■ TASK INPUT ■
───

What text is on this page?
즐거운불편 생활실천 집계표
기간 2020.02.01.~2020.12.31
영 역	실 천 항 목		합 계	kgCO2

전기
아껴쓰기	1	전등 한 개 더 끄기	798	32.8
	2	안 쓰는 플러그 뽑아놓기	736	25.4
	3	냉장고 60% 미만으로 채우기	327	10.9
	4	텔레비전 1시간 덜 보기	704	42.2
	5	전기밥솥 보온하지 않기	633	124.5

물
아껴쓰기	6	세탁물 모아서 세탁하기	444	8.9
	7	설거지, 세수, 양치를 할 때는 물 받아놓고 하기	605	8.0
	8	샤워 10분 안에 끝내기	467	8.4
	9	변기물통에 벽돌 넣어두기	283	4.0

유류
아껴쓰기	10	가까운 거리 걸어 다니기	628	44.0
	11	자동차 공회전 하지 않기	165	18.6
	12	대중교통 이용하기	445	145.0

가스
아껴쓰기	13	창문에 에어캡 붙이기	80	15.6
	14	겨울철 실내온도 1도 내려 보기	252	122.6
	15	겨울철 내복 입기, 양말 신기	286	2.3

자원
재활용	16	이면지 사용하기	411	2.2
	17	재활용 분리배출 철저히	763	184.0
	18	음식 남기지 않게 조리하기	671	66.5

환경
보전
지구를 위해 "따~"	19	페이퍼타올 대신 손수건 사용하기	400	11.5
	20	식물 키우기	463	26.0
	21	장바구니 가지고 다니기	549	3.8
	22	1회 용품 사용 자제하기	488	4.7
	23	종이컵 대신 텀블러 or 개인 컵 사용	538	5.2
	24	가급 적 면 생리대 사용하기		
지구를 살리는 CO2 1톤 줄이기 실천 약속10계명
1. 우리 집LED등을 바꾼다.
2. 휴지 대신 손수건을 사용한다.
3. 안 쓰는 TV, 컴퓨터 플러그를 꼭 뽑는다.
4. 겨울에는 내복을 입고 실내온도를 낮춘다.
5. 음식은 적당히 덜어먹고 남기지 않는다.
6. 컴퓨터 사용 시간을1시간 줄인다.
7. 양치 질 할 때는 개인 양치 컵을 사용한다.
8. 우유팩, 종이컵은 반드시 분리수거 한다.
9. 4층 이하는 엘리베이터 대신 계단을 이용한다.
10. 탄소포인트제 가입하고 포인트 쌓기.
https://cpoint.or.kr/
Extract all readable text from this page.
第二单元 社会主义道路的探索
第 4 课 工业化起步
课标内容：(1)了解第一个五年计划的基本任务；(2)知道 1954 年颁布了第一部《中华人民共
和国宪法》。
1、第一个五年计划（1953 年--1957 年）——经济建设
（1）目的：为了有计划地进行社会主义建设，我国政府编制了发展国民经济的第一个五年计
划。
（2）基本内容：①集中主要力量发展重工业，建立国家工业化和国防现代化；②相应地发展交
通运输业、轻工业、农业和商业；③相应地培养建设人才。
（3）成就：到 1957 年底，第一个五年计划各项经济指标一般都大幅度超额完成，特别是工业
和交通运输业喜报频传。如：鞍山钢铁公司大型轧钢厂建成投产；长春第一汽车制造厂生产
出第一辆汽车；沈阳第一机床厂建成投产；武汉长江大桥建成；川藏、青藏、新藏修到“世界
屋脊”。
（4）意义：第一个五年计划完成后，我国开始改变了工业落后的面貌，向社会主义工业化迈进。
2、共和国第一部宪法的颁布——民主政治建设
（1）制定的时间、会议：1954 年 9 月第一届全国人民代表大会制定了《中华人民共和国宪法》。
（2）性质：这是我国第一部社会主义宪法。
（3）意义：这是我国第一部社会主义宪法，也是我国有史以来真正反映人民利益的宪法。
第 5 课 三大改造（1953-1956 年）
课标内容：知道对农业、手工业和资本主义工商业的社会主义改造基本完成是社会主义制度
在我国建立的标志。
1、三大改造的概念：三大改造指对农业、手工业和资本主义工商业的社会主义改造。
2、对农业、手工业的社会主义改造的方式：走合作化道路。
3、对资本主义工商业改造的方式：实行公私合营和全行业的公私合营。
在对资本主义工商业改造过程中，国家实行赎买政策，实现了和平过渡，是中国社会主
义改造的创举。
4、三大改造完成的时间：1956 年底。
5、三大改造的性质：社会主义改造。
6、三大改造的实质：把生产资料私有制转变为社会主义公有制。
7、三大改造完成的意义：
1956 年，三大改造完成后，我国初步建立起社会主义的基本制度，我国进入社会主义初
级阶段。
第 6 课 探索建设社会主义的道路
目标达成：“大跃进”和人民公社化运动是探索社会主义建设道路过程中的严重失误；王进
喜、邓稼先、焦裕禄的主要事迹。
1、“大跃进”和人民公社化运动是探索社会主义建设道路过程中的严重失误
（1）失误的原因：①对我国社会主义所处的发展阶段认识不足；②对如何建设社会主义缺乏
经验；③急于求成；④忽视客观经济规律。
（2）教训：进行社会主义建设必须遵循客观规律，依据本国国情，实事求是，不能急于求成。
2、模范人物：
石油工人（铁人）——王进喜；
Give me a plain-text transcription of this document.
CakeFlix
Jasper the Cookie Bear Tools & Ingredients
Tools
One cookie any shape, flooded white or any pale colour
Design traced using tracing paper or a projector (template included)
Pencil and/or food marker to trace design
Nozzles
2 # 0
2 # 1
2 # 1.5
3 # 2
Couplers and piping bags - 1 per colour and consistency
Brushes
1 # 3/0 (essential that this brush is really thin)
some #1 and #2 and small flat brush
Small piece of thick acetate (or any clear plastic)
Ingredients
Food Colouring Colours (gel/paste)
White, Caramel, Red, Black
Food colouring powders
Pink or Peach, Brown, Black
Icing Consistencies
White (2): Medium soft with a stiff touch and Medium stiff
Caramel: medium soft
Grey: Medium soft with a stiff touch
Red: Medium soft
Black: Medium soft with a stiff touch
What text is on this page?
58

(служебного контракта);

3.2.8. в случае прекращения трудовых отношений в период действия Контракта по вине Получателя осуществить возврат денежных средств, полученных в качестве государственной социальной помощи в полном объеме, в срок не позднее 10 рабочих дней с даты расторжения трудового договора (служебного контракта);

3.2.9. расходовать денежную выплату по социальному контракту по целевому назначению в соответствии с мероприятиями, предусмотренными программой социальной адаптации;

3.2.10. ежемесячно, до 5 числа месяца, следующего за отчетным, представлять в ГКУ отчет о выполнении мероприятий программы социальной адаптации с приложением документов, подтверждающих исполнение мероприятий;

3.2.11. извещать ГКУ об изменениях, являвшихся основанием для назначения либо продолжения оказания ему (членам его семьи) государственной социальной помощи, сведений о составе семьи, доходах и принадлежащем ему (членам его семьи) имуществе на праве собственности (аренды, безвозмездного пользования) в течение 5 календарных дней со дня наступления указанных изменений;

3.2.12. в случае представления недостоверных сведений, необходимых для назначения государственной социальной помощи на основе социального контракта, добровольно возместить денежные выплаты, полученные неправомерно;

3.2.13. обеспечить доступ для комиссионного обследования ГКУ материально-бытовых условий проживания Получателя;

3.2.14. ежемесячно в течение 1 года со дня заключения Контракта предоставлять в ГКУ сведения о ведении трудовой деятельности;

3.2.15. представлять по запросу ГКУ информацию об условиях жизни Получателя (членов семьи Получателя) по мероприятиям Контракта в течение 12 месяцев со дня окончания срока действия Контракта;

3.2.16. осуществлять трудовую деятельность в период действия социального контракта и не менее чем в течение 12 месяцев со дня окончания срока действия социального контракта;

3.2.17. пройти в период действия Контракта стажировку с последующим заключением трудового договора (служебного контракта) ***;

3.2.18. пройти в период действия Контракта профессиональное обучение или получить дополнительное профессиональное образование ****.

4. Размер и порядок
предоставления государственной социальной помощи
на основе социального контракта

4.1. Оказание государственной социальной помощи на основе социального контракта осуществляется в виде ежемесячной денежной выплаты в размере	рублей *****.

───

■ TASK OBJECTIVE ■
Give back the whole listing exactly as it reads.

■ REPLY ■
What text is on this page?
즐거운불편 생활실천 집계표
기간 2020.02.01.~2020.12.31
영 역	실 천 항 목		합 계	kgCO2

전기
아껴쓰기	1	전등 한 개 더 끄기	798	32.8
	2	안 쓰는 플러그 뽑아놓기	736	25.4
	3	냉장고 60% 미만으로 채우기	327	10.9
	4	텔레비전 1시간 덜 보기	704	42.2
	5	전기밥솥 보온하지 않기	633	124.5

물
아껴쓰기	6	세탁물 모아서 세탁하기	444	8.9
	7	설거지, 세수, 양치를 할 때는 물 받아놓고 하기	605	8.0
	8	샤워 10분 안에 끝내기	467	8.4
	9	변기물통에 벽돌 넣어두기	283	4.0

유류
아껴쓰기	10	가까운 거리 걸어 다니기	628	44.0
	11	자동차 공회전 하지 않기	165	18.6
	12	대중교통 이용하기	445	145.0

가스
아껴쓰기	13	창문에 에어캡 붙이기	80	15.6
	14	겨울철 실내온도 1도 내려 보기	252	122.6
	15	겨울철 내복 입기, 양말 신기	286	2.3

자원
재활용	16	이면지 사용하기	411	2.2
	17	재활용 분리배출 철저히	763	184.0
	18	음식 남기지 않게 조리하기	671	66.5

환경
보전
지구를 위해 "따~"	19	페이퍼타올 대신 손수건 사용하기	400	11.5
	20	식물 키우기	463	26.0
	21	장바구니 가지고 다니기	549	3.8
	22	1회 용품 사용 자제하기	488	4.7
	23	종이컵 대신 텀블러 or 개인 컵 사용	538	5.2
	24	가급 적 면 생리대 사용하기		
지구를 살리는 CO2 1톤 줄이기 실천 약속10계명
1. 우리 집LED등을 바꾼다.
2. 휴지 대신 손수건을 사용한다.
3. 안 쓰는 TV, 컴퓨터 플러그를 꼭 뽑는다.
4. 겨울에는 내복을 입고 실내온도를 낮춘다.
5. 음식은 적당히 덜어먹고 남기지 않는다.
6. 컴퓨터 사용 시간을1시간 줄인다.
7. 양치 질 할 때는 개인 양치 컵을 사용한다.
8. 우유팩, 종이컵은 반드시 분리수거 한다.
9. 4층 이하는 엘리베이터 대신 계단을 이용한다.
10. 탄소포인트제 가입하고 포인트 쌓기.
https://cpoint.or.kr/
Extract all readable text from this page.
第二单元 社会主义道路的探索
第 4 课 工业化起步
课标内容：(1)了解第一个五年计划的基本任务；(2)知道 1954 年颁布了第一部《中华人民共
和国宪法》。
1、第一个五年计划（1953 年--1957 年）——经济建设
（1）目的：为了有计划地进行社会主义建设，我国政府编制了发展国民经济的第一个五年计
划。
（2）基本内容：①集中主要力量发展重工业，建立国家工业化和国防现代化；②相应地发展交
通运输业、轻工业、农业和商业；③相应地培养建设人才。
（3）成就：到 1957 年底，第一个五年计划各项经济指标一般都大幅度超额完成，特别是工业
和交通运输业喜报频传。如：鞍山钢铁公司大型轧钢厂建成投产；长春第一汽车制造厂生产
出第一辆汽车；沈阳第一机床厂建成投产；武汉长江大桥建成；川藏、青藏、新藏修到“世界
屋脊”。
（4）意义：第一个五年计划完成后，我国开始改变了工业落后的面貌，向社会主义工业化迈进。
2、共和国第一部宪法的颁布——民主政治建设
（1）制定的时间、会议：1954 年 9 月第一届全国人民代表大会制定了《中华人民共和国宪法》。
（2）性质：这是我国第一部社会主义宪法。
（3）意义：这是我国第一部社会主义宪法，也是我国有史以来真正反映人民利益的宪法。
第 5 课 三大改造（1953-1956 年）
课标内容：知道对农业、手工业和资本主义工商业的社会主义改造基本完成是社会主义制度
在我国建立的标志。
1、三大改造的概念：三大改造指对农业、手工业和资本主义工商业的社会主义改造。
2、对农业、手工业的社会主义改造的方式：走合作化道路。
3、对资本主义工商业改造的方式：实行公私合营和全行业的公私合营。
在对资本主义工商业改造过程中，国家实行赎买政策，实现了和平过渡，是中国社会主
义改造的创举。
4、三大改造完成的时间：1956 年底。
5、三大改造的性质：社会主义改造。
6、三大改造的实质：把生产资料私有制转变为社会主义公有制。
7、三大改造完成的意义：
1956 年，三大改造完成后，我国初步建立起社会主义的基本制度，我国进入社会主义初
级阶段。
第 6 课 探索建设社会主义的道路
目标达成：“大跃进”和人民公社化运动是探索社会主义建设道路过程中的严重失误；王进
喜、邓稼先、焦裕禄的主要事迹。
1、“大跃进”和人民公社化运动是探索社会主义建设道路过程中的严重失误
（1）失误的原因：①对我国社会主义所处的发展阶段认识不足；②对如何建设社会主义缺乏
经验；③急于求成；④忽视客观经济规律。
（2）教训：进行社会主义建设必须遵循客观规律，依据本国国情，实事求是，不能急于求成。
2、模范人物：
石油工人（铁人）——王进喜；
Give me a plain-text transcription of this document.
CakeFlix
Jasper the Cookie Bear Tools & Ingredients
Tools
One cookie any shape, flooded white or any pale colour
Design traced using tracing paper or a projector (template included)
Pencil and/or food marker to trace design
Nozzles
2 # 0
2 # 1
2 # 1.5
3 # 2
Couplers and piping bags - 1 per colour and consistency
Brushes
1 # 3/0 (essential that this brush is really thin)
some #1 and #2 and small flat brush
Small piece of thick acetate (or any clear plastic)
Ingredients
Food Colouring Colours (gel/paste)
White, Caramel, Red, Black
Food colouring powders
Pink or Peach, Brown, Black
Icing Consistencies
White (2): Medium soft with a stiff touch and Medium stiff
Caramel: medium soft
Grey: Medium soft with a stiff touch
Red: Medium soft
Black: Medium soft with a stiff touch
What text is on this page?
58

(служебного контракта);

3.2.8. в случае прекращения трудовых отношений в период действия Контракта по вине Получателя осуществить возврат денежных средств, полученных в качестве государственной социальной помощи в полном объеме, в срок не позднее 10 рабочих дней с даты расторжения трудового договора (служебного контракта);

3.2.9. расходовать денежную выплату по социальному контракту по целевому назначению в соответствии с мероприятиями, предусмотренными программой социальной адаптации;

3.2.10. ежемесячно, до 5 числа месяца, следующего за отчетным, представлять в ГКУ отчет о выполнении мероприятий программы социальной адаптации с приложением документов, подтверждающих исполнение мероприятий;

3.2.11. извещать ГКУ об изменениях, являвшихся основанием для назначения либо продолжения оказания ему (членам его семьи) государственной социальной помощи, сведений о составе семьи, доходах и принадлежащем ему (членам его семьи) имуществе на праве собственности (аренды, безвозмездного пользования) в течение 5 календарных дней со дня наступления указанных изменений;

3.2.12. в случае представления недостоверных сведений, необходимых для назначения государственной социальной помощи на основе социального контракта, добровольно возместить денежные выплаты, полученные неправомерно;

3.2.13. обеспечить доступ для комиссионного обследования ГКУ материально-бытовых условий проживания Получателя;

3.2.14. ежемесячно в течение 1 года со дня заключения Контракта предоставлять в ГКУ сведения о ведении трудовой деятельности;

3.2.15. представлять по запросу ГКУ информацию об условиях жизни Получателя (членов семьи Получателя) по мероприятиям Контракта в течение 12 месяцев со дня окончания срока действия Контракта;

3.2.16. осуществлять трудовую деятельность в период действия социального контракта и не менее чем в течение 12 месяцев со дня окончания срока действия социального контракта;

3.2.17. пройти в период действия Контракта стажировку с последующим заключением трудового договора (служебного контракта) ***;

3.2.18. пройти в период действия Контракта профессиональное обучение или получить дополнительное профессиональное образование ****.

4. Размер и порядок
предоставления государственной социальной помощи
на основе социального контракта

4.1. Оказание государственной социальной помощи на основе социального контракта осуществляется в виде ежемесячной денежной выплаты в размере	рублей *****.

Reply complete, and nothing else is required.